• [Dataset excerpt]
★ ★ ★
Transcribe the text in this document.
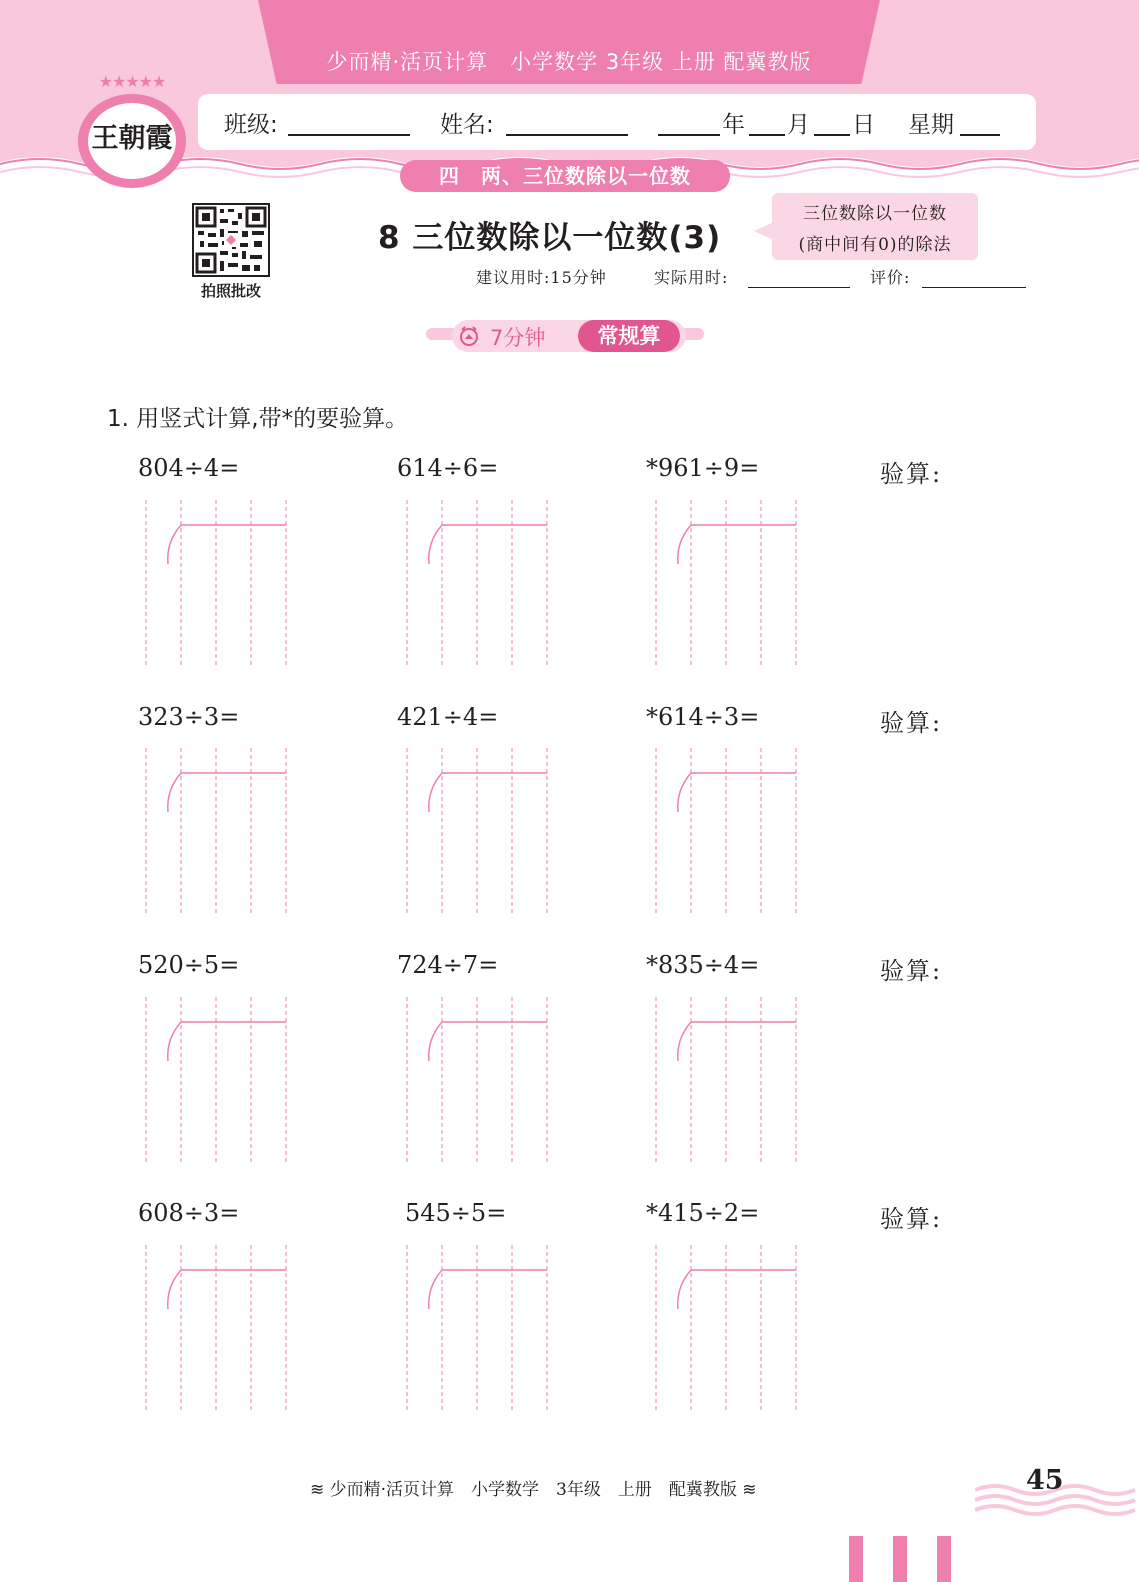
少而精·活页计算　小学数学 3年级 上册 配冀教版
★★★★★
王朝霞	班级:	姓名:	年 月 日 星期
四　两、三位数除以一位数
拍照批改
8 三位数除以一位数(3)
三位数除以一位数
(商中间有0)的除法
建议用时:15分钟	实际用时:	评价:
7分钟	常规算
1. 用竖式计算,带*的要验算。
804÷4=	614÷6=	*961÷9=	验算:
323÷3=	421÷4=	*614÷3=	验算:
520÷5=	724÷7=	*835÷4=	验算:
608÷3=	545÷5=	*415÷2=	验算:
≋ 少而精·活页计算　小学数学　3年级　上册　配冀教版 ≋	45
★ ★ ★
• [TASK INSTRUCTIONS]
Repeat each entry exactly. Pictures do not belong in the copy.

• [WRITTEN SOLUTION]
Transcribe the text in this document.
少而精·活页计算　小学数学 3年级 上册 配冀教版
★★★★★
王朝霞	班级:	姓名:	年 月 日 星期
四　两、三位数除以一位数
拍照批改
8 三位数除以一位数(3)
三位数除以一位数
(商中间有0)的除法
建议用时:15分钟	实际用时:	评价:
7分钟	常规算
1. 用竖式计算,带*的要验算。
804÷4=	614÷6=	*961÷9=	验算:
323÷3=	421÷4=	*614÷3=	验算:
520÷5=	724÷7=	*835÷4=	验算:
608÷3=	545÷5=	*415÷2=	验算:
≋ 少而精·活页计算　小学数学　3年级　上册　配冀教版 ≋	45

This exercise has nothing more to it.